* _TASK STATEMENT_
Make an exact copy of all the records.

─── STORED ROWS

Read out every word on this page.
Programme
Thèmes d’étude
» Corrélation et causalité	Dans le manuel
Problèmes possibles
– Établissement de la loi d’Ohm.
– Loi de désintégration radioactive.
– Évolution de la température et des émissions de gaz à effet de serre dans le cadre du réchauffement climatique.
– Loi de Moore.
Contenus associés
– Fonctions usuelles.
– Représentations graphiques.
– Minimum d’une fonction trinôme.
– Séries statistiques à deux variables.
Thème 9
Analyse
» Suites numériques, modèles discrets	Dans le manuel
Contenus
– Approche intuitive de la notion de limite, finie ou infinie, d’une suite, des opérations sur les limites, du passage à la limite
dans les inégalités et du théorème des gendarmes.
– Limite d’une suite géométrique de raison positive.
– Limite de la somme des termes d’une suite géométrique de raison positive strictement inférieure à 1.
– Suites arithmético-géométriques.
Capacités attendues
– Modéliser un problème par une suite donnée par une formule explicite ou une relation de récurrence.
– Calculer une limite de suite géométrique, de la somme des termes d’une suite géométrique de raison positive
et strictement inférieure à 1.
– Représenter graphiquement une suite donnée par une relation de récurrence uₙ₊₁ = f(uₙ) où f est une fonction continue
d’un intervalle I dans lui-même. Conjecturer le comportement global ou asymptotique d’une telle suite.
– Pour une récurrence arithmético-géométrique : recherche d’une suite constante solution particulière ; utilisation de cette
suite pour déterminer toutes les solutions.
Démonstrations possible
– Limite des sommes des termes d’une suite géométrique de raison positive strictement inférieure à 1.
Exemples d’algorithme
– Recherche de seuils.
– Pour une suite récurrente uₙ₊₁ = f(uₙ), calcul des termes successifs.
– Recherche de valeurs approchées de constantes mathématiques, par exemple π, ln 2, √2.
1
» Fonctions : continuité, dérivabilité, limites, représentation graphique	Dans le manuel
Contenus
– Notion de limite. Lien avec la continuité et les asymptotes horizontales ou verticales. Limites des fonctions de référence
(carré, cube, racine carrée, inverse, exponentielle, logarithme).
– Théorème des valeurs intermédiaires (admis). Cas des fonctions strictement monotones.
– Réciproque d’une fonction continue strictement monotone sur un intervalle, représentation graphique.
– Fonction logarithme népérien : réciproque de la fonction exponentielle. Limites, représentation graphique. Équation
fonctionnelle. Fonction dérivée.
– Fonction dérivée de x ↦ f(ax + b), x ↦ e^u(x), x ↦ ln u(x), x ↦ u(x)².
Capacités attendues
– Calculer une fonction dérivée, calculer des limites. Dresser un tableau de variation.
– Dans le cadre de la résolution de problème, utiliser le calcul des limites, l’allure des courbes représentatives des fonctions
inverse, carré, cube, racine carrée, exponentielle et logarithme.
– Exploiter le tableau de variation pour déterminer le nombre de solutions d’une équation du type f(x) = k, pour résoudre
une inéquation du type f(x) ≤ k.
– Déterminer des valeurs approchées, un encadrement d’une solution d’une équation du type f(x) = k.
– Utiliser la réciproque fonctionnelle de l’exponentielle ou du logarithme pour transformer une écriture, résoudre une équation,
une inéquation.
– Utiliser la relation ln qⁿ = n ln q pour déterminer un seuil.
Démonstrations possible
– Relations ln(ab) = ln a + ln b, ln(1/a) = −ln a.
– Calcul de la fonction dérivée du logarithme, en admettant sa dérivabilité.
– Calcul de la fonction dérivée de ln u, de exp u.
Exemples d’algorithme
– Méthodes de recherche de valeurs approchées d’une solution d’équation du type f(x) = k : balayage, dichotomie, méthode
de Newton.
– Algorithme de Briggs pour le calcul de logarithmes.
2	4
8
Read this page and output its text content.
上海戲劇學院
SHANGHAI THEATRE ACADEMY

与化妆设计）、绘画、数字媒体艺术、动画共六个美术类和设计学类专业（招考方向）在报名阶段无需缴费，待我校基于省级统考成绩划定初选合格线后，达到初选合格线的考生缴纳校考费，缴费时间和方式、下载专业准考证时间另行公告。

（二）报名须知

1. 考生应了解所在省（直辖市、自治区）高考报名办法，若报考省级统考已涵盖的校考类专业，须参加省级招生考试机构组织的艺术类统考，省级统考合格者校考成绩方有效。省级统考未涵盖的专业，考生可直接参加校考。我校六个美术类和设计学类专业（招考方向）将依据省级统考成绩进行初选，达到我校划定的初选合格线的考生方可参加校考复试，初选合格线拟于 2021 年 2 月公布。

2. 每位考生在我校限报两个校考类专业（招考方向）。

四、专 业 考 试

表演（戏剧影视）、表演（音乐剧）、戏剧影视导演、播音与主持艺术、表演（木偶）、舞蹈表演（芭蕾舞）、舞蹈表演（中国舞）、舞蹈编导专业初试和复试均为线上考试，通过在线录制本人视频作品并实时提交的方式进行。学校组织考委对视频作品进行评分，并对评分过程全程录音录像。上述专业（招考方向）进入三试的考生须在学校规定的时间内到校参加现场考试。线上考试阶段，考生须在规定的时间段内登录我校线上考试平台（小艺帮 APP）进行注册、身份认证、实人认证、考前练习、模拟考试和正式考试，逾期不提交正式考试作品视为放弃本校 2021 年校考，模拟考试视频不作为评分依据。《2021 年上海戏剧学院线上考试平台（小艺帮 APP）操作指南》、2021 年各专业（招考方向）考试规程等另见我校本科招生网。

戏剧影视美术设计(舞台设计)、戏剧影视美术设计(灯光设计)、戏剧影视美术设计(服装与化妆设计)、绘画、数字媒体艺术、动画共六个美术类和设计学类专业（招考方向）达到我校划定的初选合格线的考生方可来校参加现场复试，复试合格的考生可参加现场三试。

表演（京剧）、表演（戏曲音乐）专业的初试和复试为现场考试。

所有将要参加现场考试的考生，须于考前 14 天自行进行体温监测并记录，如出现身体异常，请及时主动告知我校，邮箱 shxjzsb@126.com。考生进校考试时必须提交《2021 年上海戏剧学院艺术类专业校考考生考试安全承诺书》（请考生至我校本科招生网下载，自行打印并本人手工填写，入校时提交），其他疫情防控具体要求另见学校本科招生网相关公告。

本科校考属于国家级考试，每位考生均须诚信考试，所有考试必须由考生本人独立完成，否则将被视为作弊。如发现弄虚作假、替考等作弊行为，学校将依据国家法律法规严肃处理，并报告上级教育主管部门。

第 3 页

──────

* _THE ANSWER_
Read out every word on this page.
Programme
Thèmes d’étude
» Corrélation et causalité	Dans le manuel
Problèmes possibles
– Établissement de la loi d’Ohm.
– Loi de désintégration radioactive.
– Évolution de la température et des émissions de gaz à effet de serre dans le cadre du réchauffement climatique.
– Loi de Moore.
Contenus associés
– Fonctions usuelles.
– Représentations graphiques.
– Minimum d’une fonction trinôme.
– Séries statistiques à deux variables.
Thème 9
Analyse
» Suites numériques, modèles discrets	Dans le manuel
Contenus
– Approche intuitive de la notion de limite, finie ou infinie, d’une suite, des opérations sur les limites, du passage à la limite
dans les inégalités et du théorème des gendarmes.
– Limite d’une suite géométrique de raison positive.
– Limite de la somme des termes d’une suite géométrique de raison positive strictement inférieure à 1.
– Suites arithmético-géométriques.
Capacités attendues
– Modéliser un problème par une suite donnée par une formule explicite ou une relation de récurrence.
– Calculer une limite de suite géométrique, de la somme des termes d’une suite géométrique de raison positive
et strictement inférieure à 1.
– Représenter graphiquement une suite donnée par une relation de récurrence uₙ₊₁ = f(uₙ) où f est une fonction continue
d’un intervalle I dans lui-même. Conjecturer le comportement global ou asymptotique d’une telle suite.
– Pour une récurrence arithmético-géométrique : recherche d’une suite constante solution particulière ; utilisation de cette
suite pour déterminer toutes les solutions.
Démonstrations possible
– Limite des sommes des termes d’une suite géométrique de raison positive strictement inférieure à 1.
Exemples d’algorithme
– Recherche de seuils.
– Pour une suite récurrente uₙ₊₁ = f(uₙ), calcul des termes successifs.
– Recherche de valeurs approchées de constantes mathématiques, par exemple π, ln 2, √2.
1
» Fonctions : continuité, dérivabilité, limites, représentation graphique	Dans le manuel
Contenus
– Notion de limite. Lien avec la continuité et les asymptotes horizontales ou verticales. Limites des fonctions de référence
(carré, cube, racine carrée, inverse, exponentielle, logarithme).
– Théorème des valeurs intermédiaires (admis). Cas des fonctions strictement monotones.
– Réciproque d’une fonction continue strictement monotone sur un intervalle, représentation graphique.
– Fonction logarithme népérien : réciproque de la fonction exponentielle. Limites, représentation graphique. Équation
fonctionnelle. Fonction dérivée.
– Fonction dérivée de x ↦ f(ax + b), x ↦ e^u(x), x ↦ ln u(x), x ↦ u(x)².
Capacités attendues
– Calculer une fonction dérivée, calculer des limites. Dresser un tableau de variation.
– Dans le cadre de la résolution de problème, utiliser le calcul des limites, l’allure des courbes représentatives des fonctions
inverse, carré, cube, racine carrée, exponentielle et logarithme.
– Exploiter le tableau de variation pour déterminer le nombre de solutions d’une équation du type f(x) = k, pour résoudre
une inéquation du type f(x) ≤ k.
– Déterminer des valeurs approchées, un encadrement d’une solution d’une équation du type f(x) = k.
– Utiliser la réciproque fonctionnelle de l’exponentielle ou du logarithme pour transformer une écriture, résoudre une équation,
une inéquation.
– Utiliser la relation ln qⁿ = n ln q pour déterminer un seuil.
Démonstrations possible
– Relations ln(ab) = ln a + ln b, ln(1/a) = −ln a.
– Calcul de la fonction dérivée du logarithme, en admettant sa dérivabilité.
– Calcul de la fonction dérivée de ln u, de exp u.
Exemples d’algorithme
– Méthodes de recherche de valeurs approchées d’une solution d’équation du type f(x) = k : balayage, dichotomie, méthode
de Newton.
– Algorithme de Briggs pour le calcul de logarithmes.
2	4
8
Read this page and output its text content.
上海戲劇學院
SHANGHAI THEATRE ACADEMY

与化妆设计）、绘画、数字媒体艺术、动画共六个美术类和设计学类专业（招考方向）在报名阶段无需缴费，待我校基于省级统考成绩划定初选合格线后，达到初选合格线的考生缴纳校考费，缴费时间和方式、下载专业准考证时间另行公告。

（二）报名须知

1. 考生应了解所在省（直辖市、自治区）高考报名办法，若报考省级统考已涵盖的校考类专业，须参加省级招生考试机构组织的艺术类统考，省级统考合格者校考成绩方有效。省级统考未涵盖的专业，考生可直接参加校考。我校六个美术类和设计学类专业（招考方向）将依据省级统考成绩进行初选，达到我校划定的初选合格线的考生方可参加校考复试，初选合格线拟于 2021 年 2 月公布。

2. 每位考生在我校限报两个校考类专业（招考方向）。

四、专 业 考 试

表演（戏剧影视）、表演（音乐剧）、戏剧影视导演、播音与主持艺术、表演（木偶）、舞蹈表演（芭蕾舞）、舞蹈表演（中国舞）、舞蹈编导专业初试和复试均为线上考试，通过在线录制本人视频作品并实时提交的方式进行。学校组织考委对视频作品进行评分，并对评分过程全程录音录像。上述专业（招考方向）进入三试的考生须在学校规定的时间内到校参加现场考试。线上考试阶段，考生须在规定的时间段内登录我校线上考试平台（小艺帮 APP）进行注册、身份认证、实人认证、考前练习、模拟考试和正式考试，逾期不提交正式考试作品视为放弃本校 2021 年校考，模拟考试视频不作为评分依据。《2021 年上海戏剧学院线上考试平台（小艺帮 APP）操作指南》、2021 年各专业（招考方向）考试规程等另见我校本科招生网。

戏剧影视美术设计(舞台设计)、戏剧影视美术设计(灯光设计)、戏剧影视美术设计(服装与化妆设计)、绘画、数字媒体艺术、动画共六个美术类和设计学类专业（招考方向）达到我校划定的初选合格线的考生方可来校参加现场复试，复试合格的考生可参加现场三试。

表演（京剧）、表演（戏曲音乐）专业的初试和复试为现场考试。

所有将要参加现场考试的考生，须于考前 14 天自行进行体温监测并记录，如出现身体异常，请及时主动告知我校，邮箱 shxjzsb@126.com。考生进校考试时必须提交《2021 年上海戏剧学院艺术类专业校考考生考试安全承诺书》（请考生至我校本科招生网下载，自行打印并本人手工填写，入校时提交），其他疫情防控具体要求另见学校本科招生网相关公告。

本科校考属于国家级考试，每位考生均须诚信考试，所有考试必须由考生本人独立完成，否则将被视为作弊。如发现弄虚作假、替考等作弊行为，学校将依据国家法律法规严肃处理，并报告上级教育主管部门。

第 3 页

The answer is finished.